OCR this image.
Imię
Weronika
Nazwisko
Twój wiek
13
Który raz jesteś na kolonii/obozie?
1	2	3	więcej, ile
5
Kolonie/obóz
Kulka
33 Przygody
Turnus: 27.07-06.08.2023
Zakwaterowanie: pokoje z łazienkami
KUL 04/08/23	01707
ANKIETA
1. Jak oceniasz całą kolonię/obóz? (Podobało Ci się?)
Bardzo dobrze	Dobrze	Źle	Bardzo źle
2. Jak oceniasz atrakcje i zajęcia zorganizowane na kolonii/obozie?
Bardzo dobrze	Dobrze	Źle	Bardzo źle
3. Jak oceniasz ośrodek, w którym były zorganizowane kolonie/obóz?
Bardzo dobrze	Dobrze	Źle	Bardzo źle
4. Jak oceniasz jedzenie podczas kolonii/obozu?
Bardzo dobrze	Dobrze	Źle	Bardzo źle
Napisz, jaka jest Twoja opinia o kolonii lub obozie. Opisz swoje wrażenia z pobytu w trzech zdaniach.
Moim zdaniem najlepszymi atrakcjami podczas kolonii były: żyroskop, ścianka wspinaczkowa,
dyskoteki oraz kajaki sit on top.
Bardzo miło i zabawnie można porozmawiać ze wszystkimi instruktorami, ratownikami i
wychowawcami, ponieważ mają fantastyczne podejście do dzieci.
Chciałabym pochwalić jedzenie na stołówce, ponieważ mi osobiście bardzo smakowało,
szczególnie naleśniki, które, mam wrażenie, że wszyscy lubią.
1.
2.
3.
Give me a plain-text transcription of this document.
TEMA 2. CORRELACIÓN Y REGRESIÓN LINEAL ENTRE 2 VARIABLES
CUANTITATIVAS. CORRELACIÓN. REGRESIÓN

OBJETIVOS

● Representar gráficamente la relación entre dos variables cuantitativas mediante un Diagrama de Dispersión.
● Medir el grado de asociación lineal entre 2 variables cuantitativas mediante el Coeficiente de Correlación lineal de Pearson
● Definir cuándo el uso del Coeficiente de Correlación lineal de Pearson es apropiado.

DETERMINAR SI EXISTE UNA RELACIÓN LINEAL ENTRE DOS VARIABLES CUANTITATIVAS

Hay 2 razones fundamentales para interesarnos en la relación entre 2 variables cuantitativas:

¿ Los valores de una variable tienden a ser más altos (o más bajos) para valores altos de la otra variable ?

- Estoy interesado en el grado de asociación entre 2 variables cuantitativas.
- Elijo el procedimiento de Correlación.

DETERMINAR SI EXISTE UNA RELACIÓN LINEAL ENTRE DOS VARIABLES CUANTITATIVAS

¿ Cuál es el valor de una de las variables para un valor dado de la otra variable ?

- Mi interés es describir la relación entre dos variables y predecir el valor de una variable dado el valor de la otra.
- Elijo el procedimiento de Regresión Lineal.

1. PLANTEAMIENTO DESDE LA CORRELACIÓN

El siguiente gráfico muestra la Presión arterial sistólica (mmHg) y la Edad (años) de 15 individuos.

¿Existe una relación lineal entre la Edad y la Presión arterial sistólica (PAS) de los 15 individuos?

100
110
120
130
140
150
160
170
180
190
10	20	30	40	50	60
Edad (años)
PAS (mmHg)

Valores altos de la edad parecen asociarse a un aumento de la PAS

§

__STATED TASK__.
Return only the lines running from the line with "Give me a plain-text" to the last line of the records, both included, exactly as written.

__SOLVED PROBLEM__.
Give me a plain-text transcription of this document.
TEMA 2. CORRELACIÓN Y REGRESIÓN LINEAL ENTRE 2 VARIABLES
CUANTITATIVAS. CORRELACIÓN. REGRESIÓN

OBJETIVOS

● Representar gráficamente la relación entre dos variables cuantitativas mediante un Diagrama de Dispersión.
● Medir el grado de asociación lineal entre 2 variables cuantitativas mediante el Coeficiente de Correlación lineal de Pearson
● Definir cuándo el uso del Coeficiente de Correlación lineal de Pearson es apropiado.

DETERMINAR SI EXISTE UNA RELACIÓN LINEAL ENTRE DOS VARIABLES CUANTITATIVAS

Hay 2 razones fundamentales para interesarnos en la relación entre 2 variables cuantitativas:

¿ Los valores de una variable tienden a ser más altos (o más bajos) para valores altos de la otra variable ?

- Estoy interesado en el grado de asociación entre 2 variables cuantitativas.
- Elijo el procedimiento de Correlación.

DETERMINAR SI EXISTE UNA RELACIÓN LINEAL ENTRE DOS VARIABLES CUANTITATIVAS

¿ Cuál es el valor de una de las variables para un valor dado de la otra variable ?

- Mi interés es describir la relación entre dos variables y predecir el valor de una variable dado el valor de la otra.
- Elijo el procedimiento de Regresión Lineal.

1. PLANTEAMIENTO DESDE LA CORRELACIÓN

El siguiente gráfico muestra la Presión arterial sistólica (mmHg) y la Edad (años) de 15 individuos.

¿Existe una relación lineal entre la Edad y la Presión arterial sistólica (PAS) de los 15 individuos?

100
110
120
130
140
150
160
170
180
190
10	20	30	40	50	60
Edad (años)
PAS (mmHg)

Valores altos de la edad parecen asociarse a un aumento de la PAS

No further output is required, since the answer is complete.